→ Dataset rows
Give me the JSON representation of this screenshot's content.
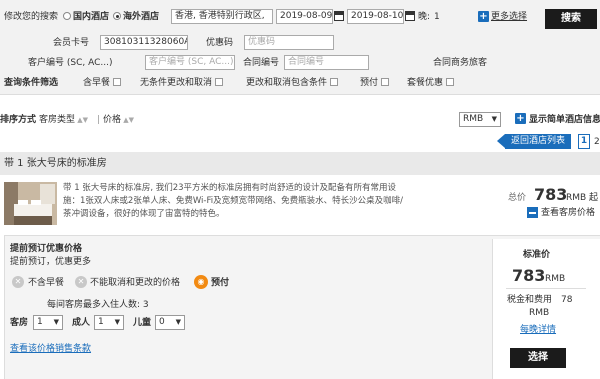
{
  "search": {
    "modify_label": "修改您的搜索",
    "domestic_label": "国内酒店",
    "overseas_label": "海外酒店",
    "destination_value": "香港, 香港特别行政区,",
    "checkin_value": "2019-08-09",
    "checkout_value": "2019-08-10",
    "nights_label": "晚:",
    "nights_value": "1",
    "more_options_label": "更多选择",
    "search_button_label": "搜索",
    "member_card_label": "会员卡号",
    "member_card_value": "30810311328060A",
    "promo_label": "优惠码",
    "promo_placeholder": "优惠码",
    "client_number_label": "客户编号 (SC, AC...)",
    "client_number_placeholder": "客户编号 (SC, AC...)",
    "contract_number_label": "合同编号",
    "contract_number_placeholder": "合同编号",
    "contract_traveler_label": "合同商务旅客",
    "filter_label": "查询条件筛选",
    "filters": [
      "含早餐",
      "无条件更改和取消",
      "更改和取消包含条件",
      "预付",
      "套餐优惠"
    ]
  },
  "sortbar": {
    "sort_label": "排序方式",
    "sort_room_type": "客房类型",
    "sort_price": "价格",
    "currency_value": "RMB",
    "show_simple_list_label": "显示简单酒店信息",
    "back_to_list_label": "返回酒店列表",
    "page_current": "1",
    "page_next": "2"
  },
  "room": {
    "title": "带 1 张大号床的标准房",
    "description": "带 1 张大号床的标准房, 我们23平方米的标准房拥有时尚舒适的设计及配备有所有常用设施：1张双人床或2张单人床、免费Wi-Fi及宽频宽带网络、免费瓶装水、特长沙公桌及咖啡/茶冲调设备，很好的体现了宙富特的特色。",
    "total_label": "总价",
    "total_price": "783",
    "total_currency": "RMB 起",
    "view_rooms_label": "查看客房价格"
  },
  "rate": {
    "title": "提前预订优惠价格",
    "subtitle": "提前预订，优惠更多",
    "features": [
      "不含早餐",
      "不能取消和更改的价格",
      "预付"
    ],
    "max_guests_label": "每间客房最多入住人数: 3",
    "rooms_label": "客房",
    "rooms_value": "1",
    "adults_label": "成人",
    "adults_value": "1",
    "children_label": "儿童",
    "children_value": "0",
    "terms_link": "查看该价格销售条款",
    "standard_price_label": "标准价",
    "price": "783",
    "price_currency": "RMB",
    "tax_label": "税金和费用",
    "tax_value": "78",
    "tax_currency": "RMB",
    "nightly_details_link": "每晚详情",
    "select_button_label": "选择"
  },
  "colors": {
    "accent_blue": "#1a6dbb",
    "dark_button": "#1b1b1b",
    "prepaid_orange": "#f28a12"
  }
}
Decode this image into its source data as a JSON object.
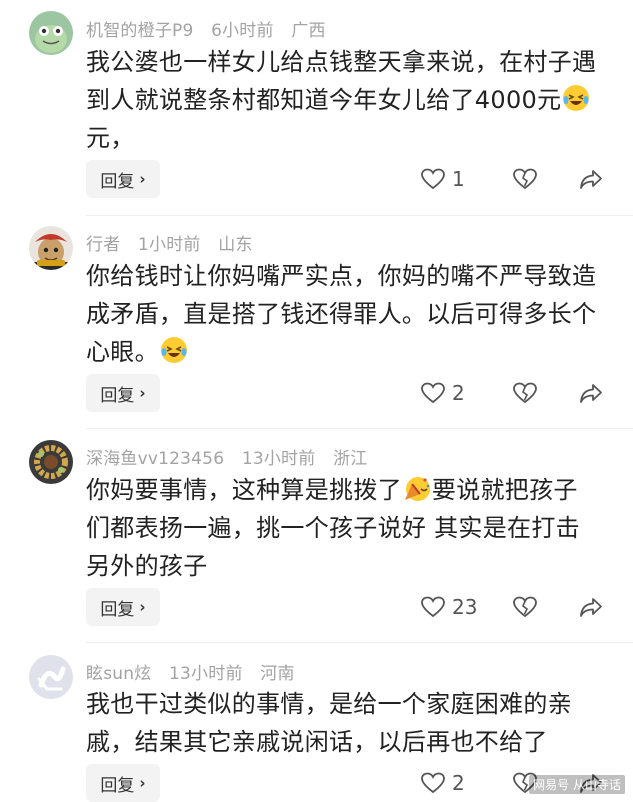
{
  "comments": [
    {
      "username": "机智的橙子P9",
      "time": "6小时前",
      "location": "广西",
      "text_line1": "我公婆也一样女儿给点钱整天拿来说，在村子遇",
      "text_line2a": "到人就说整条村都知道今年女儿给了4000元",
      "text_line3": "元，",
      "reply_label": "回复",
      "likes": "1"
    },
    {
      "username": "行者",
      "time": "1小时前",
      "location": "山东",
      "text_line1": "你给钱时让你妈嘴严实点，你妈的嘴不严导致造",
      "text_line2": "成矛盾，直是搭了钱还得罪人。以后可得多长个",
      "text_line3": "心眼。",
      "reply_label": "回复",
      "likes": "2"
    },
    {
      "username": "深海鱼vv123456",
      "time": "13小时前",
      "location": "浙江",
      "text_line1a": "你妈要事情，这种算是挑拨了",
      "text_line1b": "要说就把孩子",
      "text_line2": "们都表扬一遍，挑一个孩子说好 其实是在打击",
      "text_line3": "另外的孩子",
      "reply_label": "回复",
      "likes": "23"
    },
    {
      "username": "眩sun炫",
      "time": "13小时前",
      "location": "河南",
      "text_line1": "我也干过类似的事情，是给一个家庭困难的亲",
      "text_line2": "戚，结果其它亲戚说闲话，以后再也不给了",
      "reply_label": "回复",
      "likes": "2"
    }
  ],
  "watermark": "网易号 从山寺话",
  "icons": [
    "heart-outline-icon",
    "broken-heart-icon",
    "share-arrow-icon",
    "chevron-right-icon"
  ],
  "colors": {
    "meta_text": "#a3a3a3",
    "body_text": "#222222",
    "reply_bg": "#f3f3f3"
  }
}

→ Exercise details
Each entry must be retyped word for word, with every image omitted.

→ In response
Give me the JSON representation of this screenshot's content.
{
  "search": {
    "modify_label": "修改您的搜索",
    "domestic_label": "国内酒店",
    "overseas_label": "海外酒店",
    "destination_value": "香港, 香港特别行政区,",
    "checkin_value": "2019-08-09",
    "checkout_value": "2019-08-10",
    "nights_label": "晚:",
    "nights_value": "1",
    "more_options_label": "更多选择",
    "search_button_label": "搜索",
    "member_card_label": "会员卡号",
    "member_card_value": "30810311328060A",
    "promo_label": "优惠码",
    "promo_placeholder": "优惠码",
    "client_number_label": "客户编号 (SC, AC...)",
    "client_number_placeholder": "客户编号 (SC, AC...)",
    "contract_number_label": "合同编号",
    "contract_number_placeholder": "合同编号",
    "contract_traveler_label": "合同商务旅客",
    "filter_label": "查询条件筛选",
    "filters": [
      "含早餐",
      "无条件更改和取消",
      "更改和取消包含条件",
      "预付",
      "套餐优惠"
    ]
  },
  "sortbar": {
    "sort_label": "排序方式",
    "sort_room_type": "客房类型",
    "sort_price": "价格",
    "currency_value": "RMB",
    "show_simple_list_label": "显示简单酒店信息",
    "back_to_list_label": "返回酒店列表",
    "page_current": "1",
    "page_next": "2"
  },
  "room": {
    "title": "带 1 张大号床的标准房",
    "description": "带 1 张大号床的标准房, 我们23平方米的标准房拥有时尚舒适的设计及配备有所有常用设施：1张双人床或2张单人床、免费Wi-Fi及宽频宽带网络、免费瓶装水、特长沙公桌及咖啡/茶冲调设备，很好的体现了宙富特的特色。",
    "total_label": "总价",
    "total_price": "783",
    "total_currency": "RMB 起",
    "view_rooms_label": "查看客房价格"
  },
  "rate": {
    "title": "提前预订优惠价格",
    "subtitle": "提前预订，优惠更多",
    "features": [
      "不含早餐",
      "不能取消和更改的价格",
      "预付"
    ],
    "max_guests_label": "每间客房最多入住人数: 3",
    "rooms_label": "客房",
    "rooms_value": "1",
    "adults_label": "成人",
    "adults_value": "1",
    "children_label": "儿童",
    "children_value": "0",
    "terms_link": "查看该价格销售条款",
    "standard_price_label": "标准价",
    "price": "783",
    "price_currency": "RMB",
    "tax_label": "税金和费用",
    "tax_value": "78",
    "tax_currency": "RMB",
    "nightly_details_link": "每晚详情",
    "select_button_label": "选择"
  },
  "colors": {
    "accent_blue": "#1a6dbb",
    "dark_button": "#1b1b1b",
    "prepaid_orange": "#f28a12"
  }
}
Decode this image into its source data as a JSON object.
{
  "comments": [
    {
      "username": "机智的橙子P9",
      "time": "6小时前",
      "location": "广西",
      "text_line1": "我公婆也一样女儿给点钱整天拿来说，在村子遇",
      "text_line2a": "到人就说整条村都知道今年女儿给了4000元",
      "text_line3": "元，",
      "reply_label": "回复",
      "likes": "1"
    },
    {
      "username": "行者",
      "time": "1小时前",
      "location": "山东",
      "text_line1": "你给钱时让你妈嘴严实点，你妈的嘴不严导致造",
      "text_line2": "成矛盾，直是搭了钱还得罪人。以后可得多长个",
      "text_line3": "心眼。",
      "reply_label": "回复",
      "likes": "2"
    },
    {
      "username": "深海鱼vv123456",
      "time": "13小时前",
      "location": "浙江",
      "text_line1a": "你妈要事情，这种算是挑拨了",
      "text_line1b": "要说就把孩子",
      "text_line2": "们都表扬一遍，挑一个孩子说好 其实是在打击",
      "text_line3": "另外的孩子",
      "reply_label": "回复",
      "likes": "23"
    },
    {
      "username": "眩sun炫",
      "time": "13小时前",
      "location": "河南",
      "text_line1": "我也干过类似的事情，是给一个家庭困难的亲",
      "text_line2": "戚，结果其它亲戚说闲话，以后再也不给了",
      "reply_label": "回复",
      "likes": "2"
    }
  ],
  "watermark": "网易号 从山寺话",
  "icons": [
    "heart-outline-icon",
    "broken-heart-icon",
    "share-arrow-icon",
    "chevron-right-icon"
  ],
  "colors": {
    "meta_text": "#a3a3a3",
    "body_text": "#222222",
    "reply_bg": "#f3f3f3"
  }
}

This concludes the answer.